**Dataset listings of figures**
####################

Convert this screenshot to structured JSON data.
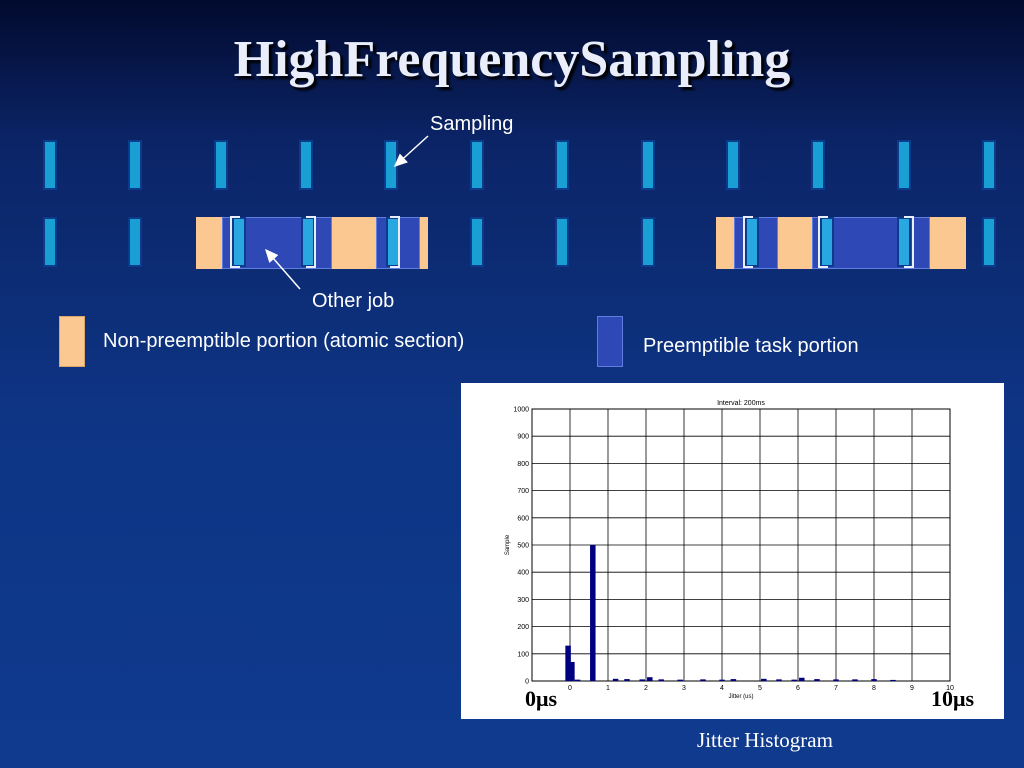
{
  "title": "HighFrequencySampling",
  "labels": {
    "sampling": "Sampling",
    "other_job": "Other job",
    "legend_np": "Non-preemptible portion (atomic section)",
    "legend_pre": "Preemptible task portion"
  },
  "colors": {
    "sample_slot": "#1a9fd5",
    "non_preemptible": "#fcc891",
    "preemptible": "#2e48b5",
    "background": "#0e3585"
  },
  "histogram": {
    "caption": "Jitter Histogram",
    "left_marker": "0μs",
    "right_marker": "10μs"
  },
  "chart_data": {
    "type": "bar",
    "title": "Interval: 200ms",
    "xlabel": "Jitter (us)",
    "ylabel": "Sample",
    "xlim": [
      -1,
      10
    ],
    "ylim": [
      0,
      1000
    ],
    "xticks": [
      0,
      1,
      2,
      3,
      4,
      5,
      6,
      7,
      8,
      9,
      10
    ],
    "yticks": [
      0,
      100,
      200,
      300,
      400,
      500,
      600,
      700,
      800,
      900,
      1000
    ],
    "grid": true,
    "x": [
      -0.05,
      0.05,
      0.2,
      0.6,
      1.2,
      1.5,
      1.9,
      2.1,
      2.4,
      2.9,
      3.5,
      4.0,
      4.3,
      5.1,
      5.5,
      5.9,
      6.1,
      6.5,
      7.0,
      7.5,
      8.0,
      8.5
    ],
    "values": [
      130,
      70,
      5,
      500,
      8,
      7,
      6,
      14,
      6,
      5,
      6,
      5,
      7,
      8,
      6,
      5,
      12,
      7,
      6,
      6,
      7,
      4
    ]
  }
}
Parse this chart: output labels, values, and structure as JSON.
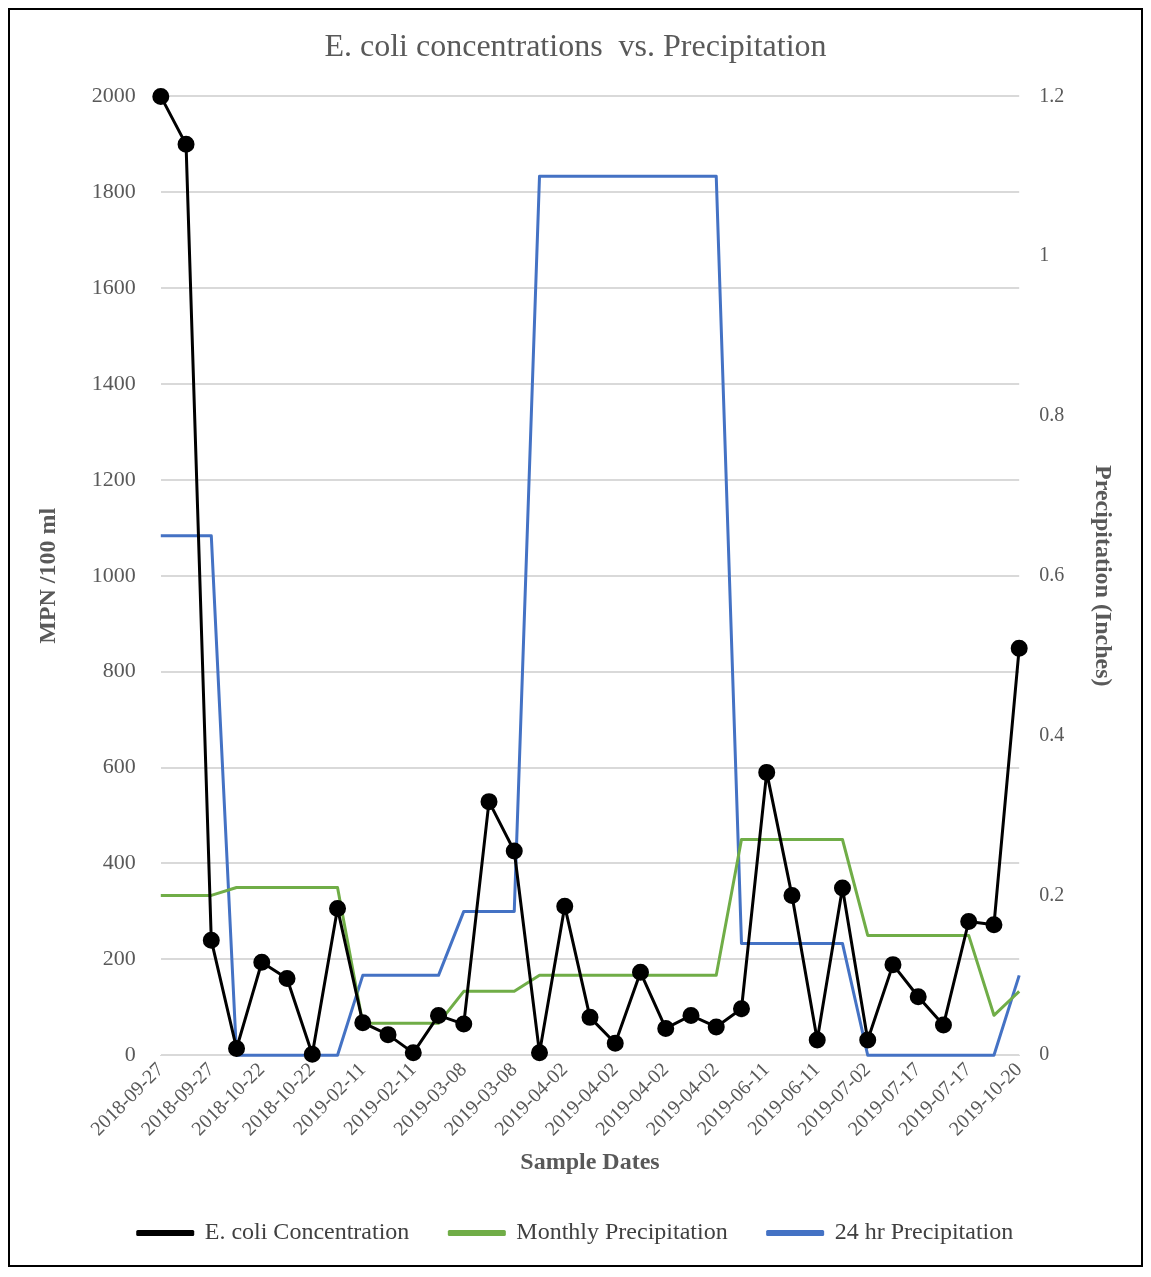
{
  "chart_data": {
    "type": "line",
    "title": "E. coli concentrations  vs. Precipitation",
    "xlabel": "Sample Dates",
    "ylabel": "MPN /100 ml",
    "y2label": "Precipitation (Inches)",
    "categories": [
      "2018-09-27",
      null,
      "2018-09-27",
      null,
      "2018-10-22",
      null,
      "2018-10-22",
      null,
      "2019-02-11",
      null,
      "2019-02-11",
      null,
      "2019-03-08",
      null,
      "2019-03-08",
      null,
      "2019-04-02",
      null,
      "2019-04-02",
      null,
      "2019-04-02",
      null,
      "2019-04-02",
      null,
      "2019-06-11",
      null,
      "2019-06-11",
      null,
      "2019-07-02",
      null,
      "2019-07-17",
      null,
      "2019-07-17",
      null,
      "2019-10-20"
    ],
    "series": [
      {
        "name": "E. coli Concentration",
        "color": "#000000",
        "marker": "circle",
        "values": [
          2000,
          1900,
          240,
          14,
          194,
          160,
          2,
          306,
          68,
          43,
          5,
          83,
          65,
          529,
          426,
          5,
          311,
          79,
          25,
          173,
          56,
          83,
          59,
          97,
          590,
          333,
          32,
          349,
          32,
          189,
          122,
          63,
          279,
          272,
          849
        ]
      },
      {
        "name": "Monthly Precipitation",
        "color": "#70ad47",
        "axis": "y2",
        "marker": "none",
        "values": [
          0.2,
          0.2,
          0.2,
          0.21,
          0.21,
          0.21,
          0.21,
          0.21,
          0.04,
          0.04,
          0.04,
          0.04,
          0.08,
          0.08,
          0.08,
          0.1,
          0.1,
          0.1,
          0.1,
          0.1,
          0.1,
          0.1,
          0.1,
          0.27,
          0.27,
          0.27,
          0.27,
          0.27,
          0.15,
          0.15,
          0.15,
          0.15,
          0.15,
          0.05,
          0.08
        ]
      },
      {
        "name": "24 hr Precipitation",
        "color": "#4472c4",
        "axis": "y2",
        "marker": "none",
        "values": [
          0.65,
          0.65,
          0.65,
          0,
          0,
          0,
          0,
          0,
          0.1,
          0.1,
          0.1,
          0.1,
          0.18,
          0.18,
          0.18,
          1.1,
          1.1,
          1.1,
          1.1,
          1.1,
          1.1,
          1.1,
          1.1,
          0.14,
          0.14,
          0.14,
          0.14,
          0.14,
          0,
          0,
          0,
          0,
          0,
          0,
          0.1
        ]
      }
    ],
    "ylim": [
      0,
      2000
    ],
    "yticks": [
      0,
      200,
      400,
      600,
      800,
      1000,
      1200,
      1400,
      1600,
      1800,
      2000
    ],
    "y2lim": [
      0,
      1.2
    ],
    "y2ticks": [
      0,
      0.2,
      0.4,
      0.6,
      0.8,
      1,
      1.2
    ],
    "grid": "y",
    "legend": "bottom",
    "line_style": "solid"
  }
}
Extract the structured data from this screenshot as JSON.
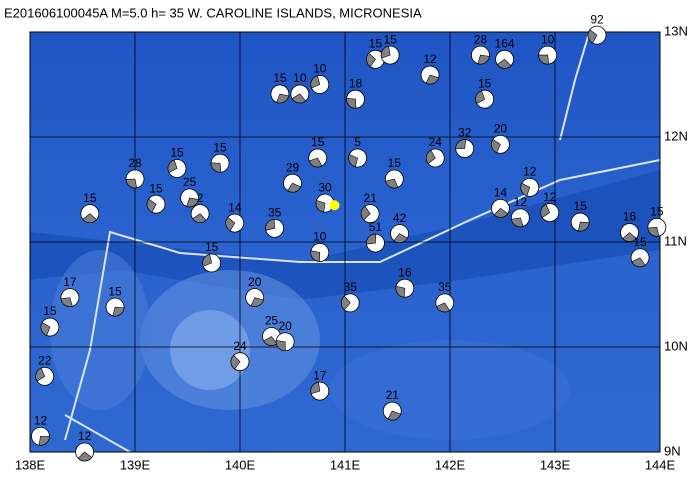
{
  "map": {
    "title": "E201606100045A  M=5.0  h= 35  W. CAROLINE ISLANDS, MICRONESIA",
    "lon_range": [
      138,
      144
    ],
    "lat_range": [
      9,
      13
    ],
    "lon_ticks": [
      {
        "value": 138,
        "label": "138E"
      },
      {
        "value": 139,
        "label": "139E"
      },
      {
        "value": 140,
        "label": "140E"
      },
      {
        "value": 141,
        "label": "141E"
      },
      {
        "value": 142,
        "label": "142E"
      },
      {
        "value": 143,
        "label": "143E"
      },
      {
        "value": 144,
        "label": "144E"
      }
    ],
    "lat_ticks": [
      {
        "value": 9,
        "label": "9N"
      },
      {
        "value": 10,
        "label": "10N"
      },
      {
        "value": 11,
        "label": "11N"
      },
      {
        "value": 12,
        "label": "12N"
      },
      {
        "value": 13,
        "label": "13N"
      }
    ],
    "epicenter": {
      "lon": 140.9,
      "lat": 11.35,
      "color": "#ffff00"
    },
    "events": [
      {
        "lon": 138.1,
        "lat": 9.15,
        "depth": 12
      },
      {
        "lon": 138.52,
        "lat": 9.0,
        "depth": 12
      },
      {
        "lon": 138.38,
        "lat": 10.47,
        "depth": 17
      },
      {
        "lon": 138.19,
        "lat": 10.19,
        "depth": 15
      },
      {
        "lon": 138.14,
        "lat": 9.72,
        "depth": 22
      },
      {
        "lon": 138.81,
        "lat": 10.38,
        "depth": 15
      },
      {
        "lon": 138.57,
        "lat": 11.27,
        "depth": 15
      },
      {
        "lon": 139.0,
        "lat": 11.6,
        "depth": 28
      },
      {
        "lon": 139.2,
        "lat": 11.36,
        "depth": 15
      },
      {
        "lon": 139.4,
        "lat": 11.7,
        "depth": 15
      },
      {
        "lon": 139.52,
        "lat": 11.42,
        "depth": 25
      },
      {
        "lon": 139.62,
        "lat": 11.27,
        "depth": 2
      },
      {
        "lon": 139.81,
        "lat": 11.75,
        "depth": 15
      },
      {
        "lon": 139.95,
        "lat": 11.18,
        "depth": 14
      },
      {
        "lon": 139.73,
        "lat": 10.8,
        "depth": 15
      },
      {
        "lon": 140.14,
        "lat": 10.47,
        "depth": 20
      },
      {
        "lon": 140.3,
        "lat": 10.1,
        "depth": 25
      },
      {
        "lon": 140.43,
        "lat": 10.05,
        "depth": 20
      },
      {
        "lon": 140.0,
        "lat": 9.86,
        "depth": 24
      },
      {
        "lon": 140.76,
        "lat": 9.58,
        "depth": 17
      },
      {
        "lon": 141.45,
        "lat": 9.39,
        "depth": 21
      },
      {
        "lon": 141.95,
        "lat": 10.42,
        "depth": 35
      },
      {
        "lon": 141.57,
        "lat": 10.56,
        "depth": 16
      },
      {
        "lon": 141.05,
        "lat": 10.42,
        "depth": 35
      },
      {
        "lon": 140.33,
        "lat": 11.13,
        "depth": 35
      },
      {
        "lon": 140.5,
        "lat": 11.56,
        "depth": 29
      },
      {
        "lon": 140.74,
        "lat": 11.8,
        "depth": 15
      },
      {
        "lon": 140.81,
        "lat": 11.37,
        "depth": 30
      },
      {
        "lon": 141.24,
        "lat": 11.27,
        "depth": 21
      },
      {
        "lon": 141.29,
        "lat": 10.99,
        "depth": 51
      },
      {
        "lon": 141.52,
        "lat": 11.08,
        "depth": 42
      },
      {
        "lon": 141.47,
        "lat": 11.6,
        "depth": 15
      },
      {
        "lon": 141.12,
        "lat": 11.8,
        "depth": 5
      },
      {
        "lon": 141.86,
        "lat": 11.8,
        "depth": 24
      },
      {
        "lon": 142.14,
        "lat": 11.89,
        "depth": 32
      },
      {
        "lon": 142.48,
        "lat": 11.32,
        "depth": 14
      },
      {
        "lon": 142.67,
        "lat": 11.23,
        "depth": 12
      },
      {
        "lon": 142.76,
        "lat": 11.52,
        "depth": 12
      },
      {
        "lon": 142.95,
        "lat": 11.28,
        "depth": 12
      },
      {
        "lon": 143.24,
        "lat": 11.19,
        "depth": 15
      },
      {
        "lon": 143.71,
        "lat": 11.09,
        "depth": 16
      },
      {
        "lon": 143.97,
        "lat": 11.14,
        "depth": 15
      },
      {
        "lon": 142.48,
        "lat": 11.93,
        "depth": 20
      },
      {
        "lon": 142.33,
        "lat": 12.36,
        "depth": 15
      },
      {
        "lon": 142.29,
        "lat": 12.78,
        "depth": 28
      },
      {
        "lon": 142.52,
        "lat": 12.74,
        "depth": 164
      },
      {
        "lon": 142.93,
        "lat": 12.78,
        "depth": 10
      },
      {
        "lon": 143.4,
        "lat": 12.97,
        "depth": 92
      },
      {
        "lon": 140.76,
        "lat": 12.5,
        "depth": 10
      },
      {
        "lon": 140.38,
        "lat": 12.41,
        "depth": 15
      },
      {
        "lon": 140.57,
        "lat": 12.41,
        "depth": 10
      },
      {
        "lon": 141.1,
        "lat": 12.36,
        "depth": 18
      },
      {
        "lon": 141.29,
        "lat": 12.74,
        "depth": 15
      },
      {
        "lon": 141.43,
        "lat": 12.78,
        "depth": 15
      },
      {
        "lon": 141.81,
        "lat": 12.59,
        "depth": 12
      },
      {
        "lon": 143.81,
        "lat": 10.85,
        "depth": 15
      },
      {
        "lon": 140.76,
        "lat": 10.9,
        "depth": 10
      }
    ]
  }
}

####################

**Given request**
Identify and copy lines that hold the string "labels".

**Result of this exercise**
  "labels": {
Parse this chart: output labels, values, and structure as JSON.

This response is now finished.